__SET EXERCISE__.
Please restate the following records word for word.

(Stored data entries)

# # #

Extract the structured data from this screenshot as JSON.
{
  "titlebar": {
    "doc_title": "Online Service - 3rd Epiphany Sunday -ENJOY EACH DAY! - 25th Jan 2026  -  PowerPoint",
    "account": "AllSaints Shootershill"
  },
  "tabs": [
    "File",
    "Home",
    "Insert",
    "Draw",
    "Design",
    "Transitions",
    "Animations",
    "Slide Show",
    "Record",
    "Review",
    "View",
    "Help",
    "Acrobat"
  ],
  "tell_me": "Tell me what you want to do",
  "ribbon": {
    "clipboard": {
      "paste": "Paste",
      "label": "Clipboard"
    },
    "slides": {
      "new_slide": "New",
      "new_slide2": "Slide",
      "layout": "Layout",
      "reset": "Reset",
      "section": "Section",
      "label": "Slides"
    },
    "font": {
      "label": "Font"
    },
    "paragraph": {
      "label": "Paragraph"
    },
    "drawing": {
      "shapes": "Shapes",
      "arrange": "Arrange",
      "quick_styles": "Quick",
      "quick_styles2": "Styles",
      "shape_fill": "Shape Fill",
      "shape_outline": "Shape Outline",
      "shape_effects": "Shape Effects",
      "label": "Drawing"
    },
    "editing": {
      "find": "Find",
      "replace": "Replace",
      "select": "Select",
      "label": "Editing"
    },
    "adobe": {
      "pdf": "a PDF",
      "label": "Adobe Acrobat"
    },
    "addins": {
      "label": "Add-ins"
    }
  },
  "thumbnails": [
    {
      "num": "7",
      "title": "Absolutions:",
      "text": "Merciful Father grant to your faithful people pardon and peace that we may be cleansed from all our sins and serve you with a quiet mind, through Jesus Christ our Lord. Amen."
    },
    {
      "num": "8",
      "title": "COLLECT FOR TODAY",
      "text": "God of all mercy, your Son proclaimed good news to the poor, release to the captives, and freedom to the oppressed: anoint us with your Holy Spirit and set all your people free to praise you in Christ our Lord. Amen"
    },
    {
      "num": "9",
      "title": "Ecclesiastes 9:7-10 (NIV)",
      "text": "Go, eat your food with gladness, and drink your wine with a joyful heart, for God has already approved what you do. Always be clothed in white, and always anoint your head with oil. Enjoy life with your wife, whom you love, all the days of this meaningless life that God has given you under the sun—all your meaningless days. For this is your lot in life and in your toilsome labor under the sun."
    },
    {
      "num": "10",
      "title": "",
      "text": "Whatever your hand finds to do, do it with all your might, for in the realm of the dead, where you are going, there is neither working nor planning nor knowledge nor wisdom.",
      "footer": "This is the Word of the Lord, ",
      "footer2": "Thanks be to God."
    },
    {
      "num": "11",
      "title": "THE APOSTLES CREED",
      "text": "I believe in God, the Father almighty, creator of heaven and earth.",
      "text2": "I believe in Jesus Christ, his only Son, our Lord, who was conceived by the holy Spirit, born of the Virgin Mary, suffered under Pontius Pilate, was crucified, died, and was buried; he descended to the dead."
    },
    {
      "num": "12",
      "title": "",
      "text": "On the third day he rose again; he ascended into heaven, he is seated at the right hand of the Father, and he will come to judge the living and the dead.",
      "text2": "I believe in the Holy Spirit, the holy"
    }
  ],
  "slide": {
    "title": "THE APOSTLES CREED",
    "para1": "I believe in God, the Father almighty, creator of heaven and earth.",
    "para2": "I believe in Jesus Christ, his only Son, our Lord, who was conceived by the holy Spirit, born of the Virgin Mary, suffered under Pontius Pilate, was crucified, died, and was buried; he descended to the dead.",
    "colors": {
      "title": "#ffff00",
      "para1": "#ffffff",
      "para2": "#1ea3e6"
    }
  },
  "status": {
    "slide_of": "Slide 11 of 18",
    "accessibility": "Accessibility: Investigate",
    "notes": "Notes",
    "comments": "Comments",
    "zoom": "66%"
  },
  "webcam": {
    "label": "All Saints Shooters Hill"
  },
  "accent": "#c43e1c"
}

# # #

__THE RESULT__.
Extract the structured data from this screenshot as JSON.
{
  "titlebar": {
    "doc_title": "Online Service - 3rd Epiphany Sunday -ENJOY EACH DAY! - 25th Jan 2026  -  PowerPoint",
    "account": "AllSaints Shootershill"
  },
  "tabs": [
    "File",
    "Home",
    "Insert",
    "Draw",
    "Design",
    "Transitions",
    "Animations",
    "Slide Show",
    "Record",
    "Review",
    "View",
    "Help",
    "Acrobat"
  ],
  "tell_me": "Tell me what you want to do",
  "ribbon": {
    "clipboard": {
      "paste": "Paste",
      "label": "Clipboard"
    },
    "slides": {
      "new_slide": "New",
      "new_slide2": "Slide",
      "layout": "Layout",
      "reset": "Reset",
      "section": "Section",
      "label": "Slides"
    },
    "font": {
      "label": "Font"
    },
    "paragraph": {
      "label": "Paragraph"
    },
    "drawing": {
      "shapes": "Shapes",
      "arrange": "Arrange",
      "quick_styles": "Quick",
      "quick_styles2": "Styles",
      "shape_fill": "Shape Fill",
      "shape_outline": "Shape Outline",
      "shape_effects": "Shape Effects",
      "label": "Drawing"
    },
    "editing": {
      "find": "Find",
      "replace": "Replace",
      "select": "Select",
      "label": "Editing"
    },
    "adobe": {
      "pdf": "a PDF",
      "label": "Adobe Acrobat"
    },
    "addins": {
      "label": "Add-ins"
    }
  },
  "thumbnails": [
    {
      "num": "7",
      "title": "Absolutions:",
      "text": "Merciful Father grant to your faithful people pardon and peace that we may be cleansed from all our sins and serve you with a quiet mind, through Jesus Christ our Lord. Amen."
    },
    {
      "num": "8",
      "title": "COLLECT FOR TODAY",
      "text": "God of all mercy, your Son proclaimed good news to the poor, release to the captives, and freedom to the oppressed: anoint us with your Holy Spirit and set all your people free to praise you in Christ our Lord. Amen"
    },
    {
      "num": "9",
      "title": "Ecclesiastes 9:7-10 (NIV)",
      "text": "Go, eat your food with gladness, and drink your wine with a joyful heart, for God has already approved what you do. Always be clothed in white, and always anoint your head with oil. Enjoy life with your wife, whom you love, all the days of this meaningless life that God has given you under the sun—all your meaningless days. For this is your lot in life and in your toilsome labor under the sun."
    },
    {
      "num": "10",
      "title": "",
      "text": "Whatever your hand finds to do, do it with all your might, for in the realm of the dead, where you are going, there is neither working nor planning nor knowledge nor wisdom.",
      "footer": "This is the Word of the Lord, ",
      "footer2": "Thanks be to God."
    },
    {
      "num": "11",
      "title": "THE APOSTLES CREED",
      "text": "I believe in God, the Father almighty, creator of heaven and earth.",
      "text2": "I believe in Jesus Christ, his only Son, our Lord, who was conceived by the holy Spirit, born of the Virgin Mary, suffered under Pontius Pilate, was crucified, died, and was buried; he descended to the dead."
    },
    {
      "num": "12",
      "title": "",
      "text": "On the third day he rose again; he ascended into heaven, he is seated at the right hand of the Father, and he will come to judge the living and the dead.",
      "text2": "I believe in the Holy Spirit, the holy"
    }
  ],
  "slide": {
    "title": "THE APOSTLES CREED",
    "para1": "I believe in God, the Father almighty, creator of heaven and earth.",
    "para2": "I believe in Jesus Christ, his only Son, our Lord, who was conceived by the holy Spirit, born of the Virgin Mary, suffered under Pontius Pilate, was crucified, died, and was buried; he descended to the dead.",
    "colors": {
      "title": "#ffff00",
      "para1": "#ffffff",
      "para2": "#1ea3e6"
    }
  },
  "status": {
    "slide_of": "Slide 11 of 18",
    "accessibility": "Accessibility: Investigate",
    "notes": "Notes",
    "comments": "Comments",
    "zoom": "66%"
  },
  "webcam": {
    "label": "All Saints Shooters Hill"
  },
  "accent": "#c43e1c"
}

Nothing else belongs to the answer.